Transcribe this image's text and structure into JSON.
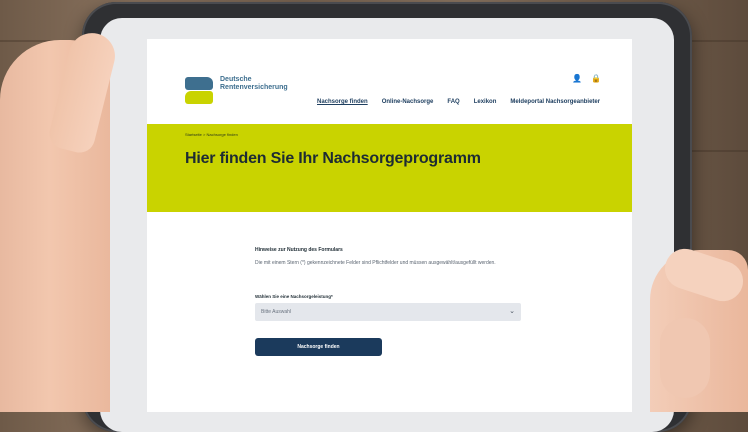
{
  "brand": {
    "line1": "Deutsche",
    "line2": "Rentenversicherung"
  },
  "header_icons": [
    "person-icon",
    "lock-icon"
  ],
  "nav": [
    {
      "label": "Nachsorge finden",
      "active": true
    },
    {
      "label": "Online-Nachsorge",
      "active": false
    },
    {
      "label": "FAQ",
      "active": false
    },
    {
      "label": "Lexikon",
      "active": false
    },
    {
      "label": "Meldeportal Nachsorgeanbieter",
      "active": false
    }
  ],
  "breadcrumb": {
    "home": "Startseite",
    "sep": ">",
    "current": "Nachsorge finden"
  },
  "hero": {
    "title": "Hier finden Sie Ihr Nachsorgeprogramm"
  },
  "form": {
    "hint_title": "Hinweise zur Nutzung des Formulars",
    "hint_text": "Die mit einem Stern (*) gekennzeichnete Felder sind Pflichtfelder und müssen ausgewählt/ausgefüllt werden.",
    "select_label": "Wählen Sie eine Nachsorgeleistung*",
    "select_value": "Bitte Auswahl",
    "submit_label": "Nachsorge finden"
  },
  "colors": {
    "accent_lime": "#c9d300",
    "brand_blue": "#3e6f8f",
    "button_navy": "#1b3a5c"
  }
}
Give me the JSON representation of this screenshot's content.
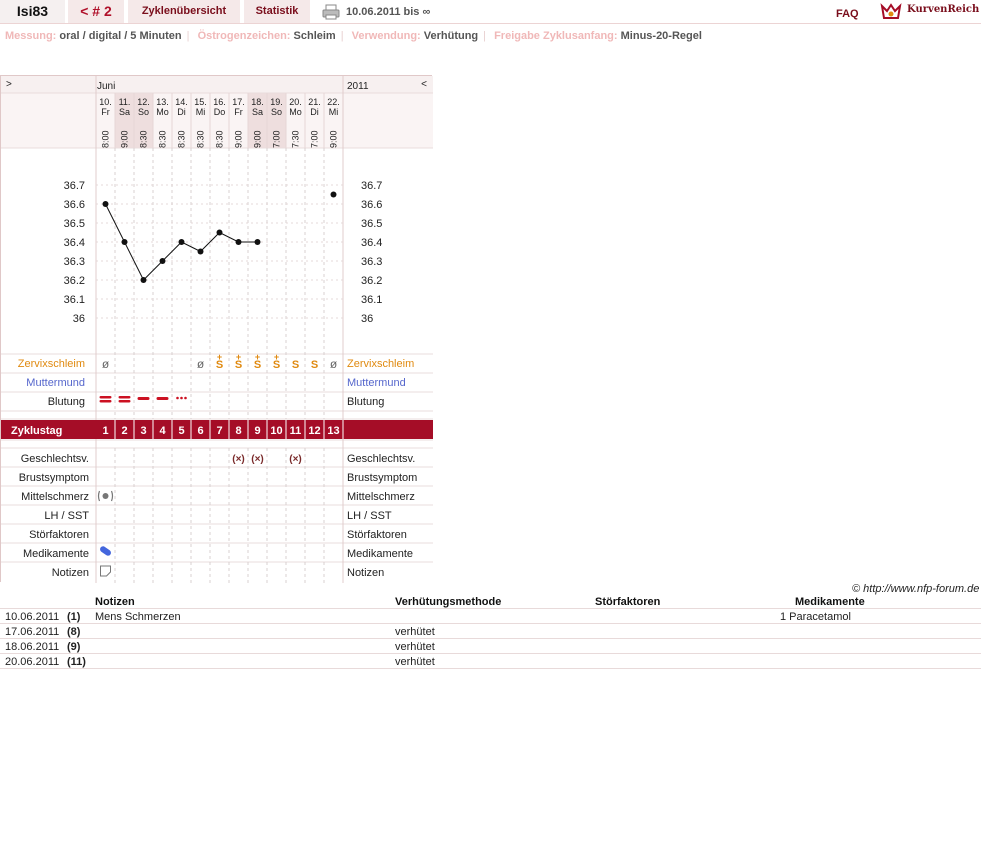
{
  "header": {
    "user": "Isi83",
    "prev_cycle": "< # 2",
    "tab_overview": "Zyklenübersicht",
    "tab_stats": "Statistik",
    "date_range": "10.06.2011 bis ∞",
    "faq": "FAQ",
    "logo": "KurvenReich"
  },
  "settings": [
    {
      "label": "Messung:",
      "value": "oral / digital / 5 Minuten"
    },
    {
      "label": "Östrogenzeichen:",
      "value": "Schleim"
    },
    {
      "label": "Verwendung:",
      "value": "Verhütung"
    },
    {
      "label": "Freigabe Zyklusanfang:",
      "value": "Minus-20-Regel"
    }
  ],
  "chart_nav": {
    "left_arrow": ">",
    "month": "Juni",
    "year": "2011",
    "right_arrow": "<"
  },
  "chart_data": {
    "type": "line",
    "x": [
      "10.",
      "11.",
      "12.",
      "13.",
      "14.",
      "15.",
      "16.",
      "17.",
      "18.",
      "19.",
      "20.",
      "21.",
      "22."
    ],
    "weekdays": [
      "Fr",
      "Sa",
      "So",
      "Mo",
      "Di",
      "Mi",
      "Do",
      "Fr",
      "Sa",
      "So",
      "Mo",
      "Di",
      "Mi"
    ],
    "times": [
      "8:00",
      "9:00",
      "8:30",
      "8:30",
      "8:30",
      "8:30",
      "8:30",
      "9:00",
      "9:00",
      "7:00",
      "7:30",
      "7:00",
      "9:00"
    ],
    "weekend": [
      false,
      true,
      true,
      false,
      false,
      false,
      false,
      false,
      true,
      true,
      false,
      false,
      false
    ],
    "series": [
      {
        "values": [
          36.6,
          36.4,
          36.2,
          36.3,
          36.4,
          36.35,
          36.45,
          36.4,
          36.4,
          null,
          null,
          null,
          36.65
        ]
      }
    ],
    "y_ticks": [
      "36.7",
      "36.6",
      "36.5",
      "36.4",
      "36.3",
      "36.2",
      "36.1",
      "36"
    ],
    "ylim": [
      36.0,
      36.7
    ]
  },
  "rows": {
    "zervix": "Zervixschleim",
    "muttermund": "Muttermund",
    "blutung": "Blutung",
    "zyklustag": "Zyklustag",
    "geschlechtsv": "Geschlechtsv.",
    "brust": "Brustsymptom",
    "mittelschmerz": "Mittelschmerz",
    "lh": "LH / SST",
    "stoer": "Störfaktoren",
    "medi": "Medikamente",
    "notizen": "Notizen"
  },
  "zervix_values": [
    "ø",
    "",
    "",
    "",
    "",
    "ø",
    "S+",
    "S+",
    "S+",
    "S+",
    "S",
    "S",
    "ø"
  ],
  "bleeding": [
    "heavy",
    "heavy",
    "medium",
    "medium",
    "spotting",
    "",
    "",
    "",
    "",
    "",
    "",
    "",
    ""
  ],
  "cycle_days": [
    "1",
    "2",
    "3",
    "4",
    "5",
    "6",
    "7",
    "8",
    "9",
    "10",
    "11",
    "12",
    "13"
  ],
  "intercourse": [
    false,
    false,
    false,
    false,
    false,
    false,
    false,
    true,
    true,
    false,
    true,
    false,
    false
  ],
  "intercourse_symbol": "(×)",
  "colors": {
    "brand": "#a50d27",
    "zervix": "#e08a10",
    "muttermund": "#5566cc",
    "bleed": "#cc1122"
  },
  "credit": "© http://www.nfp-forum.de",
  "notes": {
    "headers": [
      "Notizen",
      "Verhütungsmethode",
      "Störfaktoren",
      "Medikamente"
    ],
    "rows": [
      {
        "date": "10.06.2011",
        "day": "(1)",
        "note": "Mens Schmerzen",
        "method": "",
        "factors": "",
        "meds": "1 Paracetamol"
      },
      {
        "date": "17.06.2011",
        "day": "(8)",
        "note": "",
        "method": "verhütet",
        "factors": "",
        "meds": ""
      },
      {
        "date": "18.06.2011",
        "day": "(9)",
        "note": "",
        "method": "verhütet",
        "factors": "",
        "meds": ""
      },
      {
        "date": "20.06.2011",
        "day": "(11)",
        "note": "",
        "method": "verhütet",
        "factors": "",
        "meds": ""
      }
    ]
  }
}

* * *

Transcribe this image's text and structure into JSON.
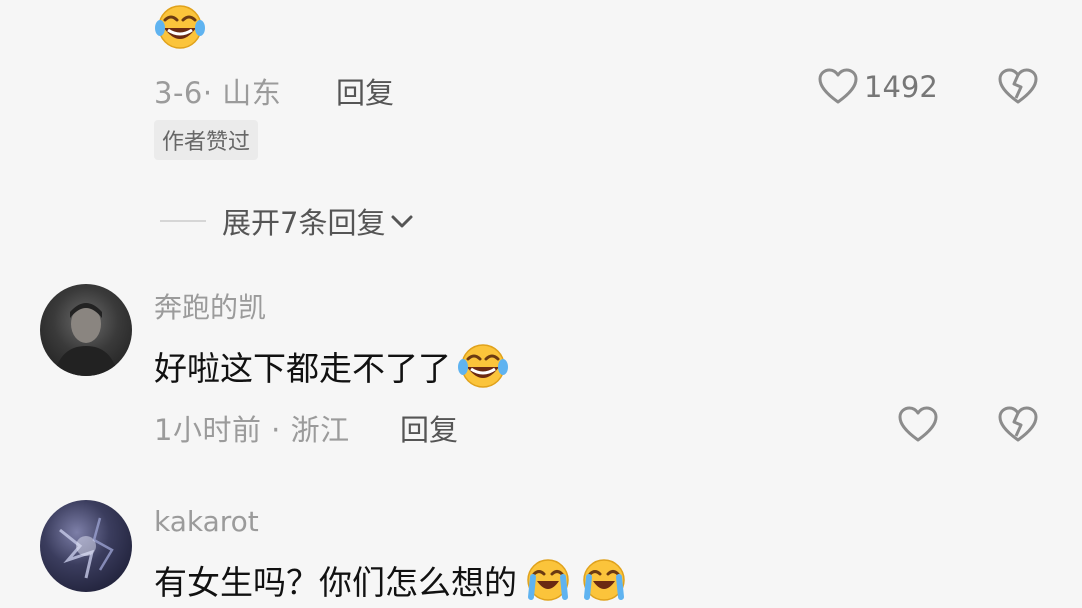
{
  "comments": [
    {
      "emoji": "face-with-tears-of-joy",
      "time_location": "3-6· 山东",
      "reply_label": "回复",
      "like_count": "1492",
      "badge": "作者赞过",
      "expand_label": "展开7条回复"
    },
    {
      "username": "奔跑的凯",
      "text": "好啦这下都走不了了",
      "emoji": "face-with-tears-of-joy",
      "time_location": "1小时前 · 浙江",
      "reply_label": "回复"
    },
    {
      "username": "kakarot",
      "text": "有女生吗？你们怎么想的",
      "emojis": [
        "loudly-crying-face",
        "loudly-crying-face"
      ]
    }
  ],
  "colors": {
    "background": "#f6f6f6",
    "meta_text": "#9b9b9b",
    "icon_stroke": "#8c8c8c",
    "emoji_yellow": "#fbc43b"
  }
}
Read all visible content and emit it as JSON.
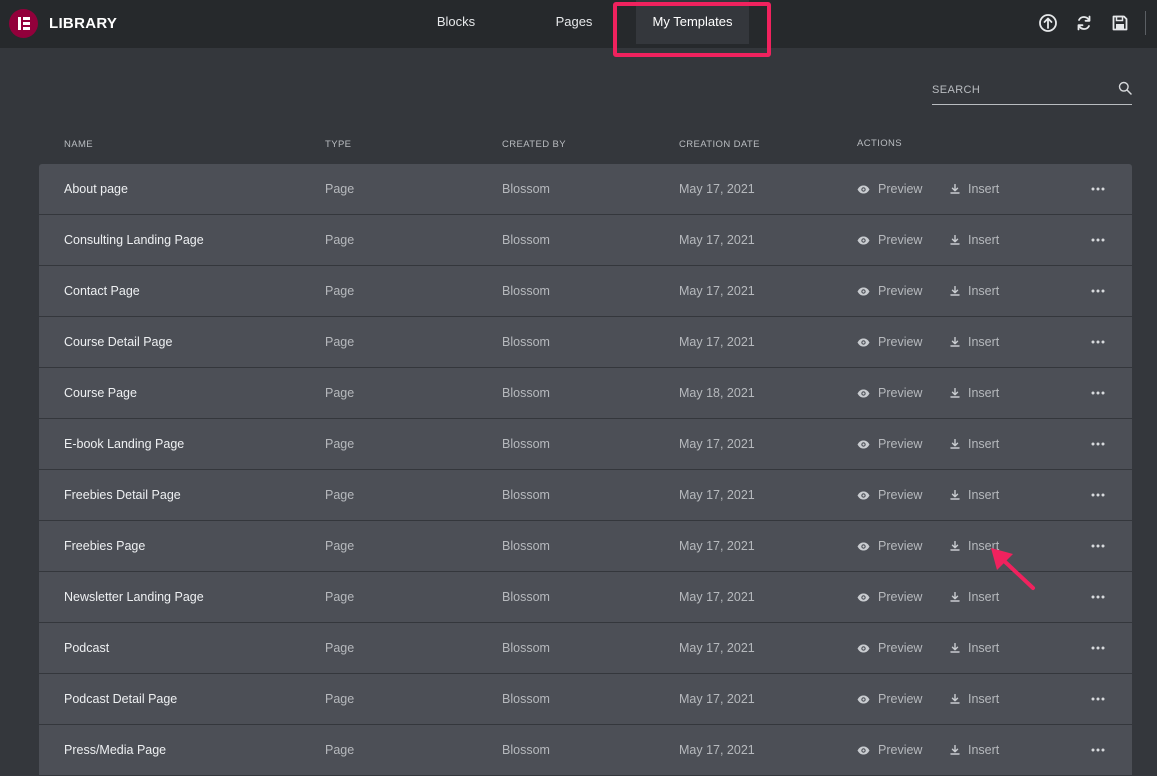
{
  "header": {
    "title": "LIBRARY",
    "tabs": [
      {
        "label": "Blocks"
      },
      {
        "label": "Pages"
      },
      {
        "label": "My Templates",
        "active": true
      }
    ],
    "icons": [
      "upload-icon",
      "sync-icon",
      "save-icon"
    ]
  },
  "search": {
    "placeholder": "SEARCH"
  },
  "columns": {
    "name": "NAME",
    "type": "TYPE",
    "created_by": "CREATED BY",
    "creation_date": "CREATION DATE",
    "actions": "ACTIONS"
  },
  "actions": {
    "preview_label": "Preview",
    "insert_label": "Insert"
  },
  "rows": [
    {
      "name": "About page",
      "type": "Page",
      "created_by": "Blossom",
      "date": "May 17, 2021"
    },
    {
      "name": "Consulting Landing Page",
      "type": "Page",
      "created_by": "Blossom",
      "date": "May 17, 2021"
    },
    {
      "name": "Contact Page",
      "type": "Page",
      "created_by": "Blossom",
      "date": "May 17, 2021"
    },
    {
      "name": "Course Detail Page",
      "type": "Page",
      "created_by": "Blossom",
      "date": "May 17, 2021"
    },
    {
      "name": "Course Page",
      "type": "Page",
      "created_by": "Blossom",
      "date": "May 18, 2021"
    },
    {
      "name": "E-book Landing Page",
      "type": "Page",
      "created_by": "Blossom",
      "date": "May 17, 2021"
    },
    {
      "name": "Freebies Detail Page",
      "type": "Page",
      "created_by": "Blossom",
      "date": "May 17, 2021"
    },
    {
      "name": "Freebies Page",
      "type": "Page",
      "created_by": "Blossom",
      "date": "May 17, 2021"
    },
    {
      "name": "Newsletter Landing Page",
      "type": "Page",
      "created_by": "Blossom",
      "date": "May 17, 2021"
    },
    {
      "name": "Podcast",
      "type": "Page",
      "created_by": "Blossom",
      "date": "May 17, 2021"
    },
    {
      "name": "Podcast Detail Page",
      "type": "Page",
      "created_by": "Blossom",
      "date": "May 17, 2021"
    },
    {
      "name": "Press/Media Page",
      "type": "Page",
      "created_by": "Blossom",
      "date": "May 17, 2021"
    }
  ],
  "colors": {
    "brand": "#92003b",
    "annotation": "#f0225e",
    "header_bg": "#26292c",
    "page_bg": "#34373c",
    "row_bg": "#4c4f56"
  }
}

The request. Pull out all lines of the data with the string "muttermund".

Exercise answer.
    "muttermund": "Muttermund",
    "muttermund": "#5566cc",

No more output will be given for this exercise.